(Saved data entries)
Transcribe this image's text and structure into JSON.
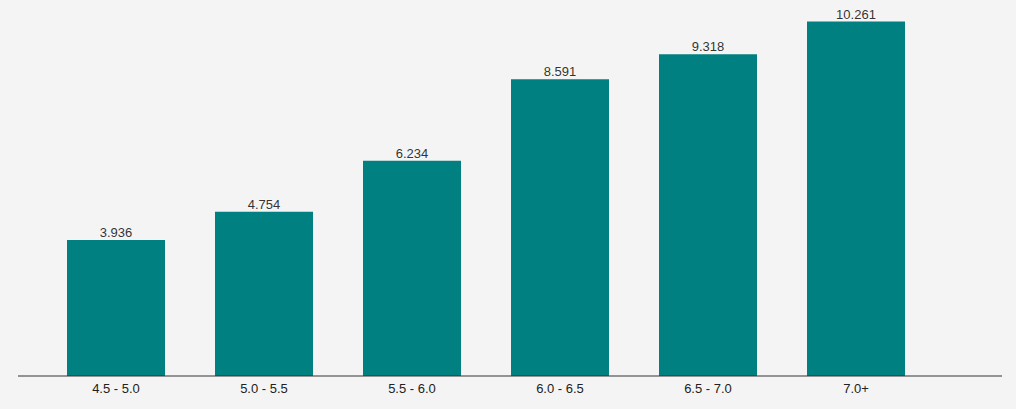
{
  "chart_data": {
    "type": "bar",
    "categories": [
      "4.5 - 5.0",
      "5.0 - 5.5",
      "5.5 - 6.0",
      "6.0 - 6.5",
      "6.5 - 7.0",
      "7.0+"
    ],
    "values": [
      3.936,
      4.754,
      6.234,
      8.591,
      9.318,
      10.261
    ],
    "color": "#008080",
    "ylim": [
      0,
      10.8
    ],
    "yticks": [],
    "grid": false,
    "data_labels": true,
    "tick_labels": "x"
  }
}
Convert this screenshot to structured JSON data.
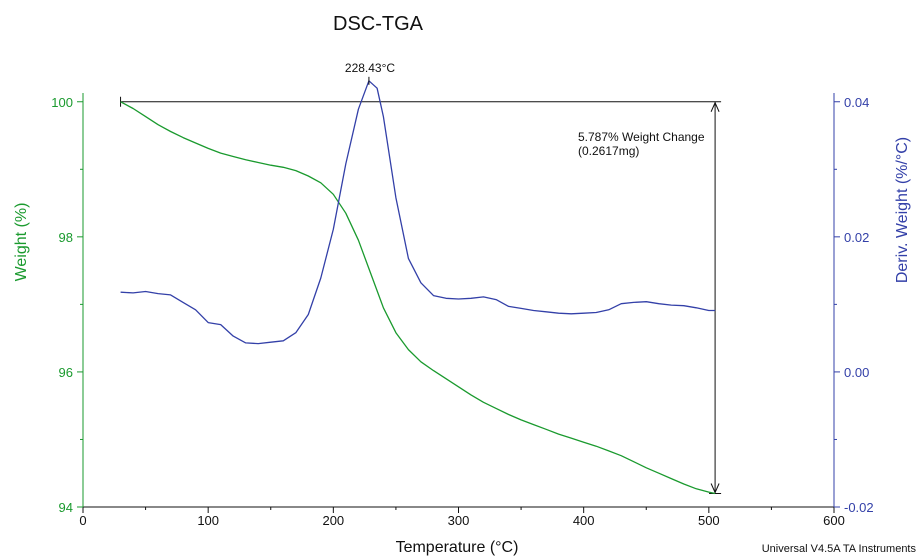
{
  "colors": {
    "weight": "#1a9a2e",
    "deriv": "#3340a8",
    "axis": "#111111"
  },
  "chart_data": {
    "type": "line",
    "title": "DSC-TGA",
    "xlabel": "Temperature (°C)",
    "ylabel_left": "Weight (%)",
    "ylabel_right": "Deriv. Weight (%/°C)",
    "xlim": [
      0,
      600
    ],
    "ylim_left": [
      94,
      100.1
    ],
    "ylim_right": [
      -0.02,
      0.041
    ],
    "x_ticks": [
      "0",
      "100",
      "200",
      "300",
      "400",
      "500",
      "600"
    ],
    "y_left_ticks": [
      "94",
      "96",
      "98",
      "100"
    ],
    "y_right_ticks": [
      "-0.02",
      "0.00",
      "0.02",
      "0.04"
    ],
    "grid": false,
    "series": [
      {
        "axis": "left",
        "points": [
          [
            30,
            100.0
          ],
          [
            40,
            99.9
          ],
          [
            50,
            99.78
          ],
          [
            60,
            99.66
          ],
          [
            70,
            99.56
          ],
          [
            80,
            99.47
          ],
          [
            90,
            99.39
          ],
          [
            100,
            99.31
          ],
          [
            110,
            99.24
          ],
          [
            120,
            99.19
          ],
          [
            130,
            99.14
          ],
          [
            140,
            99.1
          ],
          [
            150,
            99.06
          ],
          [
            160,
            99.03
          ],
          [
            170,
            98.98
          ],
          [
            180,
            98.9
          ],
          [
            190,
            98.8
          ],
          [
            200,
            98.63
          ],
          [
            210,
            98.35
          ],
          [
            220,
            97.95
          ],
          [
            230,
            97.45
          ],
          [
            240,
            96.95
          ],
          [
            250,
            96.58
          ],
          [
            260,
            96.33
          ],
          [
            270,
            96.15
          ],
          [
            280,
            96.02
          ],
          [
            290,
            95.9
          ],
          [
            300,
            95.78
          ],
          [
            310,
            95.66
          ],
          [
            320,
            95.55
          ],
          [
            330,
            95.46
          ],
          [
            340,
            95.37
          ],
          [
            350,
            95.29
          ],
          [
            360,
            95.22
          ],
          [
            370,
            95.15
          ],
          [
            380,
            95.08
          ],
          [
            390,
            95.02
          ],
          [
            400,
            94.96
          ],
          [
            410,
            94.9
          ],
          [
            420,
            94.83
          ],
          [
            430,
            94.76
          ],
          [
            440,
            94.67
          ],
          [
            450,
            94.58
          ],
          [
            460,
            94.5
          ],
          [
            470,
            94.42
          ],
          [
            480,
            94.34
          ],
          [
            490,
            94.27
          ],
          [
            500,
            94.22
          ],
          [
            505,
            94.2
          ]
        ]
      },
      {
        "axis": "right",
        "points": [
          [
            30,
            0.0118
          ],
          [
            40,
            0.0117
          ],
          [
            50,
            0.0119
          ],
          [
            60,
            0.0116
          ],
          [
            70,
            0.0114
          ],
          [
            80,
            0.0103
          ],
          [
            90,
            0.0092
          ],
          [
            100,
            0.0073
          ],
          [
            110,
            0.007
          ],
          [
            120,
            0.0053
          ],
          [
            130,
            0.0043
          ],
          [
            140,
            0.0042
          ],
          [
            150,
            0.0044
          ],
          [
            160,
            0.0046
          ],
          [
            170,
            0.0058
          ],
          [
            180,
            0.0085
          ],
          [
            190,
            0.0139
          ],
          [
            200,
            0.0211
          ],
          [
            210,
            0.0308
          ],
          [
            220,
            0.0389
          ],
          [
            228.43,
            0.0431
          ],
          [
            235,
            0.042
          ],
          [
            240,
            0.0378
          ],
          [
            250,
            0.0258
          ],
          [
            260,
            0.0168
          ],
          [
            270,
            0.0132
          ],
          [
            280,
            0.0113
          ],
          [
            290,
            0.0109
          ],
          [
            300,
            0.0108
          ],
          [
            310,
            0.0109
          ],
          [
            320,
            0.0111
          ],
          [
            330,
            0.0107
          ],
          [
            340,
            0.0097
          ],
          [
            350,
            0.0094
          ],
          [
            360,
            0.0091
          ],
          [
            370,
            0.0089
          ],
          [
            380,
            0.0087
          ],
          [
            390,
            0.0086
          ],
          [
            400,
            0.0087
          ],
          [
            410,
            0.0088
          ],
          [
            420,
            0.0092
          ],
          [
            430,
            0.0101
          ],
          [
            440,
            0.0103
          ],
          [
            450,
            0.0104
          ],
          [
            460,
            0.0101
          ],
          [
            470,
            0.0099
          ],
          [
            480,
            0.0098
          ],
          [
            490,
            0.0095
          ],
          [
            500,
            0.0091
          ],
          [
            505,
            0.0091
          ]
        ]
      }
    ],
    "peak": {
      "x": 228.43,
      "y": 0.0431,
      "label": "228.43°C"
    },
    "weight_change": {
      "x_start": 30,
      "x_end": 505,
      "y_top": 100.0,
      "y_bottom": 94.2,
      "label_line1": "5.787% Weight Change",
      "label_line2": "(0.2617mg)"
    },
    "footer": "Universal V4.5A TA Instruments"
  }
}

Exercise brief: Your task is to gather all lines from the entries above that hold the word "JSON".

Problem solution:
Transcribe this image's text and structure into JSON.
Convert this screenshot to structured JSON data.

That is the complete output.